___ Extracted information

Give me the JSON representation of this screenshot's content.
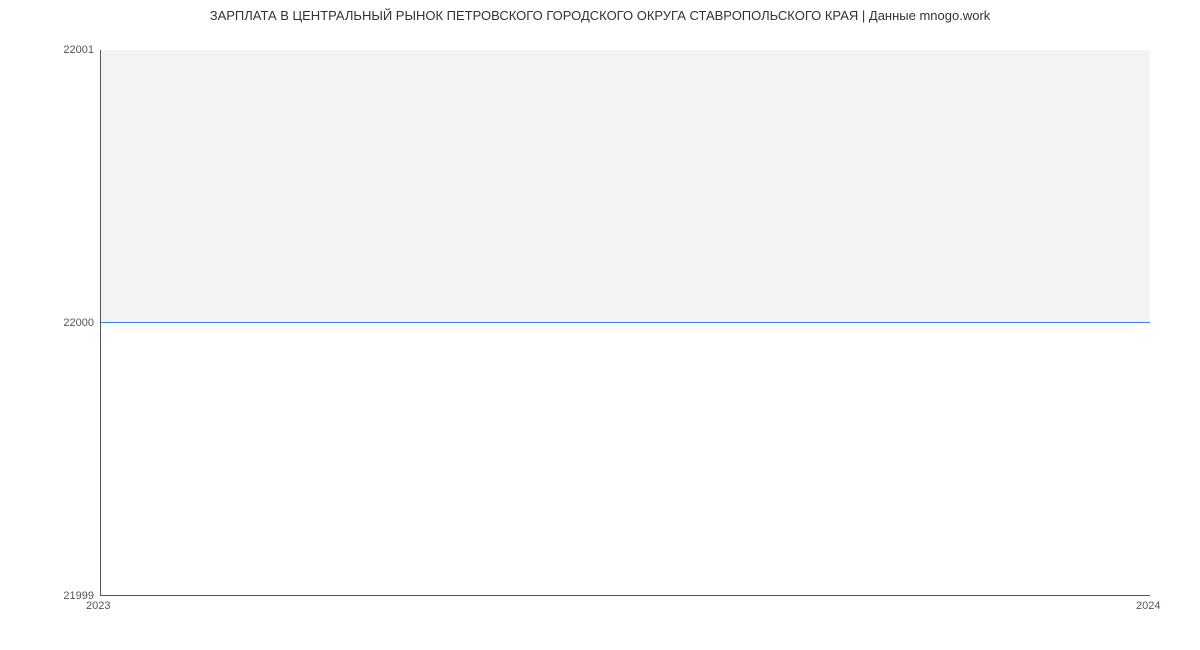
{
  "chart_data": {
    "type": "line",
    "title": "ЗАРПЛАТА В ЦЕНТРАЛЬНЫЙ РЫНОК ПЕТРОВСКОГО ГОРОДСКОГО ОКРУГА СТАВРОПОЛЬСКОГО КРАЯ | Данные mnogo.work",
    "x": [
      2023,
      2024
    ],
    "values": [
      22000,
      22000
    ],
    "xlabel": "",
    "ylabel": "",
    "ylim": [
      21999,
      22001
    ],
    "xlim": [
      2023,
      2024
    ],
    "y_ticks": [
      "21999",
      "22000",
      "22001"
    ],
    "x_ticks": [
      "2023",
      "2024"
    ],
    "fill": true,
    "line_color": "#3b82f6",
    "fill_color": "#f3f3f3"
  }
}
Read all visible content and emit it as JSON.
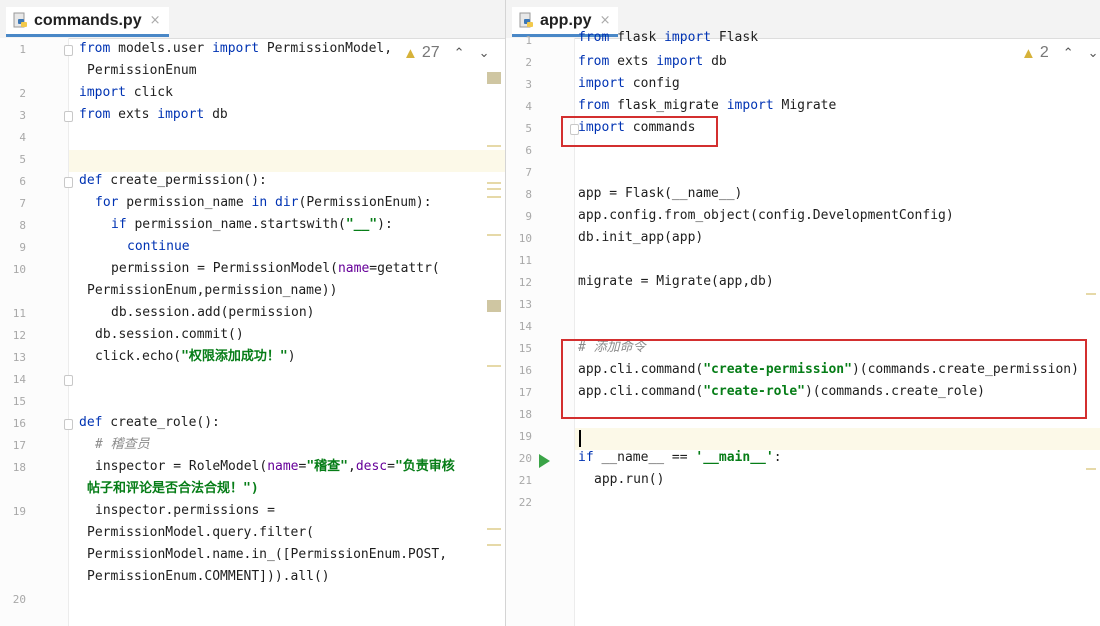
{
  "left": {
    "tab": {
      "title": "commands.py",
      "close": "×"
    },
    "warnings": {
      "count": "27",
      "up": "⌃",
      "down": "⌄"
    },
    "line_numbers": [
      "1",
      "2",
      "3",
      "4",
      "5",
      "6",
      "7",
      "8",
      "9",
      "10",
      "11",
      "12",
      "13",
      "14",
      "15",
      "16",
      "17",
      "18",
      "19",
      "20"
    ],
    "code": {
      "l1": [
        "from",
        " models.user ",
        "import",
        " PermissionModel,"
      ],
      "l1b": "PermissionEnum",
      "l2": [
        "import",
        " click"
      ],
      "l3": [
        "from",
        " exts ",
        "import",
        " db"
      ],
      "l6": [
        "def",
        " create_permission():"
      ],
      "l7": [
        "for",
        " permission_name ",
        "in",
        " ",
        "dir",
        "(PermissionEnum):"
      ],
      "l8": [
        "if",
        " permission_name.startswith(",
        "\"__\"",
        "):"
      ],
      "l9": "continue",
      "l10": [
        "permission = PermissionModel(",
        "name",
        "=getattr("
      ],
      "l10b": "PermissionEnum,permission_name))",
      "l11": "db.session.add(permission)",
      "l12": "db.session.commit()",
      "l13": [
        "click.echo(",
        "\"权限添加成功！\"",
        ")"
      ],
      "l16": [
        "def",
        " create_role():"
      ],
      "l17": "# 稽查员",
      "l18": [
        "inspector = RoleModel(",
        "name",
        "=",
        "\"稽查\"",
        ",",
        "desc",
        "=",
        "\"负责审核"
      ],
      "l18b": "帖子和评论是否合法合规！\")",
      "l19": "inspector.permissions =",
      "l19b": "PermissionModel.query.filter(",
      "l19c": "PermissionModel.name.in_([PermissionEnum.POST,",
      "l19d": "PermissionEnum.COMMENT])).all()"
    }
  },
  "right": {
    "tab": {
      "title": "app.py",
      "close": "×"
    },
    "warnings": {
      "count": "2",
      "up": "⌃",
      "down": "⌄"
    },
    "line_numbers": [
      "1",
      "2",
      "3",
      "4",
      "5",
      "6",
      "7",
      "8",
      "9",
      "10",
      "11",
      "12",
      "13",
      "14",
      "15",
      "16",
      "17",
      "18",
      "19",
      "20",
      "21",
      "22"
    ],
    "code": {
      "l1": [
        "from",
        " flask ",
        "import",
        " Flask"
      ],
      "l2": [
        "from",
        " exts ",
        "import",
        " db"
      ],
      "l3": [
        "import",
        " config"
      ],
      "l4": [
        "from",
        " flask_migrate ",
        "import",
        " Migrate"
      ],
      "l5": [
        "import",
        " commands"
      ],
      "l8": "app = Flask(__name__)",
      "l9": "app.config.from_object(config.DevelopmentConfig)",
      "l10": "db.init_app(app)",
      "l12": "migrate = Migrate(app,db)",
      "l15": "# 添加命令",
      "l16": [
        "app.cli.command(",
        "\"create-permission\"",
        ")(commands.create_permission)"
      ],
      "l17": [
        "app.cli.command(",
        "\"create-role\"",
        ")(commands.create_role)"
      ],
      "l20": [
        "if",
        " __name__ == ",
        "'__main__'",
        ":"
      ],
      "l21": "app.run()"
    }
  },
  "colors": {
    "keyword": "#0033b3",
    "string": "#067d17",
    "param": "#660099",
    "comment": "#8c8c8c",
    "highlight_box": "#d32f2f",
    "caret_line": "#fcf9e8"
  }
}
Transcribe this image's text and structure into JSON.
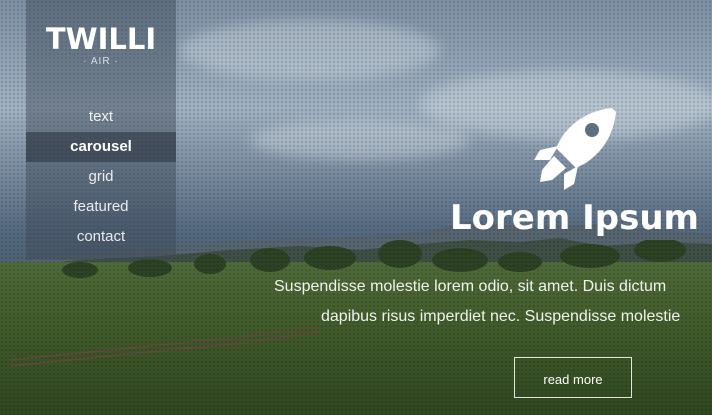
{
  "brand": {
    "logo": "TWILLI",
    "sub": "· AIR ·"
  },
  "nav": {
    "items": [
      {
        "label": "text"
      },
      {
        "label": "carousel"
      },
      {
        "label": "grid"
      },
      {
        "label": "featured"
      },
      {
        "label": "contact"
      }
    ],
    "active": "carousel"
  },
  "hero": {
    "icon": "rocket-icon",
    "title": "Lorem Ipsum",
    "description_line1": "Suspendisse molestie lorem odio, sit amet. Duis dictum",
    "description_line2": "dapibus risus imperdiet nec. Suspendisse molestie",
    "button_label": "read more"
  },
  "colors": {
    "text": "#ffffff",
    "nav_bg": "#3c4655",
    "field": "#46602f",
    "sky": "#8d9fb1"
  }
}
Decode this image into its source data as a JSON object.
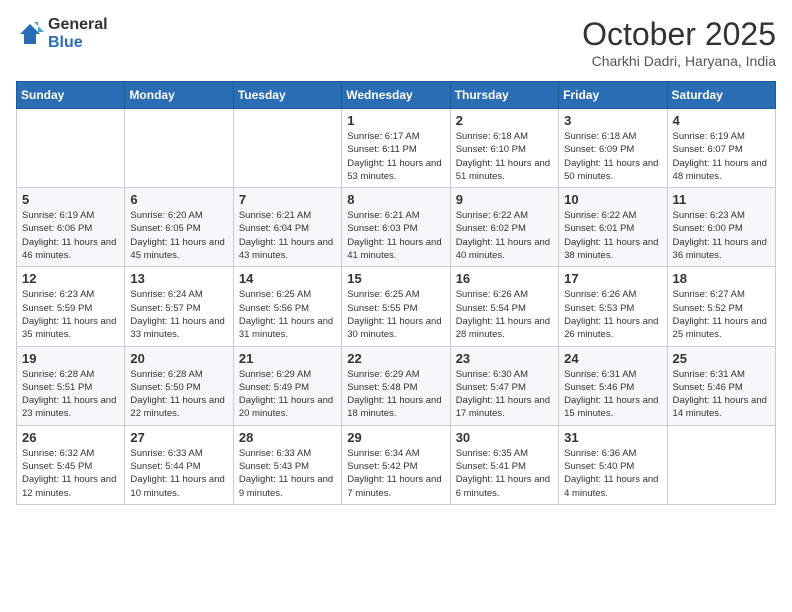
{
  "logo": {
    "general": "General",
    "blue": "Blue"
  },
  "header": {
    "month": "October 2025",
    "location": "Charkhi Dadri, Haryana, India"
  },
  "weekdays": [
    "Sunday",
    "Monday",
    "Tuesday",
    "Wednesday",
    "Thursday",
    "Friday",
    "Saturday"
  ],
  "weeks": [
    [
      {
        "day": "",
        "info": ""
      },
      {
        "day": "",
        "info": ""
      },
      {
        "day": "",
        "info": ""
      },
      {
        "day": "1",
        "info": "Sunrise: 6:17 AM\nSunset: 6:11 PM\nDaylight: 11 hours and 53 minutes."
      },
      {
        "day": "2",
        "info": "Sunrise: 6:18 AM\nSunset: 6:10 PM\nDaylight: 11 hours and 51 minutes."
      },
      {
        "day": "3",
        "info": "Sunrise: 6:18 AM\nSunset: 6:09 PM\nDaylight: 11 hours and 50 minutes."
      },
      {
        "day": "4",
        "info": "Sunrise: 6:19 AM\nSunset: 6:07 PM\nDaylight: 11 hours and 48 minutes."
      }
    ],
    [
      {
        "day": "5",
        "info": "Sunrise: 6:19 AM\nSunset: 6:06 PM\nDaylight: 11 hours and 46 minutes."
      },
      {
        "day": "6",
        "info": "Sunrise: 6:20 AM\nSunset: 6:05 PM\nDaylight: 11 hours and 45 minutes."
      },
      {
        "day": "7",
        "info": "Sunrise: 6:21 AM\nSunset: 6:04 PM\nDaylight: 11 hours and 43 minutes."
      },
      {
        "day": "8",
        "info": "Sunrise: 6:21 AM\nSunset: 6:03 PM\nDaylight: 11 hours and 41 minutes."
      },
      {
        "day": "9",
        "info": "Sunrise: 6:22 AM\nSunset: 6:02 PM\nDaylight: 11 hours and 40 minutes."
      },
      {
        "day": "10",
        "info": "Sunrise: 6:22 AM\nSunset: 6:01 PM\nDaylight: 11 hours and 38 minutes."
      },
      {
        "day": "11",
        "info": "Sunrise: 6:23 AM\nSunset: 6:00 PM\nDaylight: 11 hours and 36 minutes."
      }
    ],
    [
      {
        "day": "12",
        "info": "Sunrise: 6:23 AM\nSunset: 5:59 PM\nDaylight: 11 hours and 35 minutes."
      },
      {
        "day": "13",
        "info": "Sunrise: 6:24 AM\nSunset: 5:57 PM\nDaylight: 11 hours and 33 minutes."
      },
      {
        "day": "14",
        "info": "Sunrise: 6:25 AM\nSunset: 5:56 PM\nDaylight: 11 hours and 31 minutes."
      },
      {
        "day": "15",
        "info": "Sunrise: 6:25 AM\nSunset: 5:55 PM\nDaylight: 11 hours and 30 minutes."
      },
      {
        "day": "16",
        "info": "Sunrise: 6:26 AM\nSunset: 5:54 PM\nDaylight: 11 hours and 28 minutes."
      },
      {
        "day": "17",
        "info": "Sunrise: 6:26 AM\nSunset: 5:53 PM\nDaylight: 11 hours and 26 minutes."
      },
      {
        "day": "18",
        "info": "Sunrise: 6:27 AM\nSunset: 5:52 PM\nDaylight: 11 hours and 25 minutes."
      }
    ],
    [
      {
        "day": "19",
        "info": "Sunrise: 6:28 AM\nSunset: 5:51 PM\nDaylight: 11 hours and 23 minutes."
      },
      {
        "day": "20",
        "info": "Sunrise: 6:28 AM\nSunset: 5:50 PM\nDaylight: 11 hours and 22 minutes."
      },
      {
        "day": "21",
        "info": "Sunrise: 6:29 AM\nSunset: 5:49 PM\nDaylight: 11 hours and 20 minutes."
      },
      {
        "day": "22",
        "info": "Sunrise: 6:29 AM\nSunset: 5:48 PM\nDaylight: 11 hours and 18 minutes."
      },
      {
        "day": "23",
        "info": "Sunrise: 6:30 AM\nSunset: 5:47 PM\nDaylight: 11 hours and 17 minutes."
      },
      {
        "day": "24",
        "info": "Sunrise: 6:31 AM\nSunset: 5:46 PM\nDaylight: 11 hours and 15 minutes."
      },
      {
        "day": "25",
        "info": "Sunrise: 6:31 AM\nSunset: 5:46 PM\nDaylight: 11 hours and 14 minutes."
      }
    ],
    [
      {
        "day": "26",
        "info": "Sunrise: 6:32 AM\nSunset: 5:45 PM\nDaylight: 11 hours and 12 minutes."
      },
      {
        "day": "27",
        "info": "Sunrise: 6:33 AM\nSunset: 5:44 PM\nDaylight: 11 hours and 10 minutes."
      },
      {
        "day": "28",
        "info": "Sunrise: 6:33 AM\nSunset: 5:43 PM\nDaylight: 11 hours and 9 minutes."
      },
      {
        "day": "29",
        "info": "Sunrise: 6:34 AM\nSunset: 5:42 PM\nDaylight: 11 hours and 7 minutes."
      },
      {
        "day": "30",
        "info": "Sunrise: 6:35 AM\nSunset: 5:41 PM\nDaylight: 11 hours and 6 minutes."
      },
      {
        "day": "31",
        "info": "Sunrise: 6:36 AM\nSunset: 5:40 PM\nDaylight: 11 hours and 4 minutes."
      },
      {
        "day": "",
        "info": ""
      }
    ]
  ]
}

______

# [The problem]
Collect the lines that hold "text".

# [Written response]
Transcribe this image's text and structure into JSON.
        "label": "text"
    "text": "#ffffff",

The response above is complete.